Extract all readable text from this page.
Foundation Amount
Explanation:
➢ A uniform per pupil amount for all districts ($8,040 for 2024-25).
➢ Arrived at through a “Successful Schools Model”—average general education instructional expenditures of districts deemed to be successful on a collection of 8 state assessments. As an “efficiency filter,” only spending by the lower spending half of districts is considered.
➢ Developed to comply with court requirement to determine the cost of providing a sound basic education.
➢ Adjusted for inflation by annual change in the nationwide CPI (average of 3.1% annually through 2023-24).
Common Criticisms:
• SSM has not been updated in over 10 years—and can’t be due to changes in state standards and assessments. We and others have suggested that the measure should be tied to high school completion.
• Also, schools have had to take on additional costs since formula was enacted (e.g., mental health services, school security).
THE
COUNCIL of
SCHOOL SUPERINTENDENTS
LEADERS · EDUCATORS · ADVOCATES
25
################
▶ [Brief] Exactly as written, please output every entry.

▶ [Result of this exercise]
Extract all readable text from this page.
Foundation Amount
Explanation:
➢ A uniform per pupil amount for all districts ($8,040 for 2024-25).
➢ Arrived at through a “Successful Schools Model”—average general education instructional expenditures of districts deemed to be successful on a collection of 8 state assessments. As an “efficiency filter,” only spending by the lower spending half of districts is considered.
➢ Developed to comply with court requirement to determine the cost of providing a sound basic education.
➢ Adjusted for inflation by annual change in the nationwide CPI (average of 3.1% annually through 2023-24).
Common Criticisms:
• SSM has not been updated in over 10 years—and can’t be due to changes in state standards and assessments. We and others have suggested that the measure should be tied to high school completion.
• Also, schools have had to take on additional costs since formula was enacted (e.g., mental health services, school security).
THE
COUNCIL of
SCHOOL SUPERINTENDENTS
LEADERS · EDUCATORS · ADVOCATES
25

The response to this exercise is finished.